■ **Information provided**:
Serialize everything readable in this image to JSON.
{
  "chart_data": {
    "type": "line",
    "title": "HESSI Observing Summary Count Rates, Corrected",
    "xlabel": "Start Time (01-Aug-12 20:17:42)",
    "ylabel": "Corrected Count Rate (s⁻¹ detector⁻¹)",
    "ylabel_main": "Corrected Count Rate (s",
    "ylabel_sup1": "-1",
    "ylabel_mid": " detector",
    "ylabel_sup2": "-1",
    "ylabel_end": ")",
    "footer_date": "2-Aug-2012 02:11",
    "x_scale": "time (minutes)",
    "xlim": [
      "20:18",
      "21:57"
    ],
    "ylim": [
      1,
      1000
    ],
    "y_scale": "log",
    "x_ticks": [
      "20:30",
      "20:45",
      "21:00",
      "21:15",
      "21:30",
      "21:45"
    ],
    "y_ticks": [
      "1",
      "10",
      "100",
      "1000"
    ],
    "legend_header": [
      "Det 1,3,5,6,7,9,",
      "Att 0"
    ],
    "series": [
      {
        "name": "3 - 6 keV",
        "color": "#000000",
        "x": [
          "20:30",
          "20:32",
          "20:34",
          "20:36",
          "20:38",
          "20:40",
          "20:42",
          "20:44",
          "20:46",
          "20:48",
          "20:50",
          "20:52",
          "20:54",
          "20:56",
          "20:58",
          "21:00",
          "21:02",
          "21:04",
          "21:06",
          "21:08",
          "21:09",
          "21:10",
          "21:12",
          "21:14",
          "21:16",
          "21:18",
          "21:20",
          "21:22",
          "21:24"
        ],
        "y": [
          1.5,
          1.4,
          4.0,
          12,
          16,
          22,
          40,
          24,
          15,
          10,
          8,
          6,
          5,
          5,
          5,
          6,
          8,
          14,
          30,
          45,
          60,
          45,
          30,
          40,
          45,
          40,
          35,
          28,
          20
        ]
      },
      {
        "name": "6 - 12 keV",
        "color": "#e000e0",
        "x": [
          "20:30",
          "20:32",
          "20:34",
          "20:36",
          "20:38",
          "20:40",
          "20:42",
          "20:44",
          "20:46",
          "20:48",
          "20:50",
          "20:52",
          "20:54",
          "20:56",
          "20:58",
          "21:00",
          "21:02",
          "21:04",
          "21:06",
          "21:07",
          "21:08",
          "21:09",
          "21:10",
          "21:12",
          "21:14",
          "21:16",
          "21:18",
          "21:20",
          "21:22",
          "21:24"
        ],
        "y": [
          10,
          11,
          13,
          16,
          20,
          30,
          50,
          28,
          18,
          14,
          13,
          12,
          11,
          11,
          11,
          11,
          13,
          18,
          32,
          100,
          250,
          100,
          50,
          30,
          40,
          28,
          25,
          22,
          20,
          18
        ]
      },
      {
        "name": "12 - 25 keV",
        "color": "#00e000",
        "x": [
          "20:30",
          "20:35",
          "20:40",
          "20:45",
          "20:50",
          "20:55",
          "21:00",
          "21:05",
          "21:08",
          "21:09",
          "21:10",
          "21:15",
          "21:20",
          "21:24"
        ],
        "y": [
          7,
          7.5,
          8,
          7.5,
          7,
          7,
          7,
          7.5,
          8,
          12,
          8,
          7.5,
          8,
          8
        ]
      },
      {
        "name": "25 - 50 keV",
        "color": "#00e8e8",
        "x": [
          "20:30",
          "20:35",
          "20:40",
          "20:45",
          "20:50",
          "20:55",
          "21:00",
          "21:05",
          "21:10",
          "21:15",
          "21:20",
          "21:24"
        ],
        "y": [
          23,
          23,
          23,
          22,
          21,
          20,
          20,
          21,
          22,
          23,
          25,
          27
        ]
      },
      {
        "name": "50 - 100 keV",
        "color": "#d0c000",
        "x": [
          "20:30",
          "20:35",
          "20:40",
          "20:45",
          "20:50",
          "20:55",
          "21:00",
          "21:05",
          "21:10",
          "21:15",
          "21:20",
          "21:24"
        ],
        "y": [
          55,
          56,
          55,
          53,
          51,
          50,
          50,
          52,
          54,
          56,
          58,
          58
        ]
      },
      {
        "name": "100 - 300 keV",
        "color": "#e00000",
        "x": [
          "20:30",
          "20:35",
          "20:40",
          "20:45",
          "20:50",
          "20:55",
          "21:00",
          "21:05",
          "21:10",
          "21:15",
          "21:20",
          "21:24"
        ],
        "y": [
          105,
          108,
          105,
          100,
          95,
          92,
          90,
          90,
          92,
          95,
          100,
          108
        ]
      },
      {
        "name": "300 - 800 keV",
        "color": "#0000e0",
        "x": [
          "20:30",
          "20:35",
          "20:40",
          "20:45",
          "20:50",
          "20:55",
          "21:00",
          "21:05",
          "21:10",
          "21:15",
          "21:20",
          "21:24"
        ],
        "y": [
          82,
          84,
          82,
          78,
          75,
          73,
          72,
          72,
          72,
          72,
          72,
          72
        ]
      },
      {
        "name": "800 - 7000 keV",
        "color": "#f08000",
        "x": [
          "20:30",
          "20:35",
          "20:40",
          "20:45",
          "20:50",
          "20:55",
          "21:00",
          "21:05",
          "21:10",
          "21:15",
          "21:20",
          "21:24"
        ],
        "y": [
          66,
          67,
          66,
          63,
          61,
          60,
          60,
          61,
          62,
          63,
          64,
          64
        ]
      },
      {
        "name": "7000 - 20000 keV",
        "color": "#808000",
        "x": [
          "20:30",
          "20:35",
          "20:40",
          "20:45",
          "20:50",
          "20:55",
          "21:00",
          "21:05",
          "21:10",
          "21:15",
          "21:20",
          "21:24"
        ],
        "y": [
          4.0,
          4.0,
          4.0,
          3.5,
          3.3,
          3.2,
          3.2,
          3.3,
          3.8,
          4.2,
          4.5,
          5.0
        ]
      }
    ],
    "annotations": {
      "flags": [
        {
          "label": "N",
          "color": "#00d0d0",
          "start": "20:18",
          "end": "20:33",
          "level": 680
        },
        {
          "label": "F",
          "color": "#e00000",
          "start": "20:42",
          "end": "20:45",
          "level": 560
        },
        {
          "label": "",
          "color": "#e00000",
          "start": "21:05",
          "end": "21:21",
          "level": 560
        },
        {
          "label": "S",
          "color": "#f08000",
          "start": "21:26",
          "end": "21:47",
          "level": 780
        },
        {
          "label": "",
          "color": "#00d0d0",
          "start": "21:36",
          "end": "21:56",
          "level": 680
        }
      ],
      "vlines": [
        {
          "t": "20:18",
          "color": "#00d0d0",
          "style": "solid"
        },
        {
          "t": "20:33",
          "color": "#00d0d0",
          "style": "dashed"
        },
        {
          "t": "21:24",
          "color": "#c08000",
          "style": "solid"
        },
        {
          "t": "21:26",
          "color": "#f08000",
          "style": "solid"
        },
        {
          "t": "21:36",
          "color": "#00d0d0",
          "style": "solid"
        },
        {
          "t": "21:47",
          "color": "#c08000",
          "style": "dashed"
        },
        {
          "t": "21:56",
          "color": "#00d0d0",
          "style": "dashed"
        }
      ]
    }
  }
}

...

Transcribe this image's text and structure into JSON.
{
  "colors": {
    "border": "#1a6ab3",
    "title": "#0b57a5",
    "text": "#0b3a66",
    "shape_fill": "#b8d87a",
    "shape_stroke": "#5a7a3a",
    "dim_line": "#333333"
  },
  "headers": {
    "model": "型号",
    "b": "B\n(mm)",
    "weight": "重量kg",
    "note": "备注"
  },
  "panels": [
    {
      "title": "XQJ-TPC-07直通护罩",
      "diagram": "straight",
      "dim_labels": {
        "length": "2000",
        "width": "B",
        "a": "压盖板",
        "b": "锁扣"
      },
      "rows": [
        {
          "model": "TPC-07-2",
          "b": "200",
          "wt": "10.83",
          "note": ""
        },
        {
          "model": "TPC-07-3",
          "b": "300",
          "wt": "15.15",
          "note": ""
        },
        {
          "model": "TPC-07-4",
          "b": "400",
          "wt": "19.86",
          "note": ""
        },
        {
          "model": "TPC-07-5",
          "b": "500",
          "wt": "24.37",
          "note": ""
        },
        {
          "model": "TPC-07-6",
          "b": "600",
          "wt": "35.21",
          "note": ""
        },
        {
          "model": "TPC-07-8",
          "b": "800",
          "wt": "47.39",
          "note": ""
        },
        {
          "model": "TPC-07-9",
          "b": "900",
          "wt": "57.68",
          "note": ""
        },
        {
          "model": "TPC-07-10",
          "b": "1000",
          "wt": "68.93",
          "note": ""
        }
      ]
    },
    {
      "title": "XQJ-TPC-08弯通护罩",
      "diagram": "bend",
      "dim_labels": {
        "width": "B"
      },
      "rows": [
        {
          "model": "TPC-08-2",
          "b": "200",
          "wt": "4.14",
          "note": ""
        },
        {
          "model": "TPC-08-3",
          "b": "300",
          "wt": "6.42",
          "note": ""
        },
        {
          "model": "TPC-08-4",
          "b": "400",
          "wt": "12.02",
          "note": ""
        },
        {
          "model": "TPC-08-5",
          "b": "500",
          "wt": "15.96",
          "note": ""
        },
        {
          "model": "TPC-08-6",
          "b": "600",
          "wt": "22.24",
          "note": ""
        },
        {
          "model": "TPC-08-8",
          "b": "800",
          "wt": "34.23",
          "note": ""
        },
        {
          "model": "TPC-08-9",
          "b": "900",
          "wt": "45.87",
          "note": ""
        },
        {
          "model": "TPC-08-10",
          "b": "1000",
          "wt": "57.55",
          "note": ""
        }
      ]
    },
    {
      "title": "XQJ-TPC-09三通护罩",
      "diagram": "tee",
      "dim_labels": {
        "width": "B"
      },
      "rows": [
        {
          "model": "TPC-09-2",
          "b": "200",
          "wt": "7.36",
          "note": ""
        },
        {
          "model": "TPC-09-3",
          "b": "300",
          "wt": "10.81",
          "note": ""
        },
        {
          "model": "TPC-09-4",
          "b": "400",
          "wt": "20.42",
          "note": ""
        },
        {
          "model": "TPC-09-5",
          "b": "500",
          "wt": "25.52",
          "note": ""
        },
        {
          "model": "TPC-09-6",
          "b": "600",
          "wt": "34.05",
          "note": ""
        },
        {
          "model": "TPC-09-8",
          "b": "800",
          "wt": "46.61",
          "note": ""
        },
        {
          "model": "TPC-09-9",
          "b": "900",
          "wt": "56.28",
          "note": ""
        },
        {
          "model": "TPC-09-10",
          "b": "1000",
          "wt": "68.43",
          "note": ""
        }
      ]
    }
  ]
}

■ **What the task requires**: Working from the listing above, pick out every line that has "title" and copy it.

■ **Response to this exercise**:
    "title": "HESSI Observing Summary Count Rates, Corrected",
    "title": "#0b57a5",
      "title": "XQJ-TPC-07直通护罩",
      "title": "XQJ-TPC-08弯通护罩",
      "title": "XQJ-TPC-09三通护罩",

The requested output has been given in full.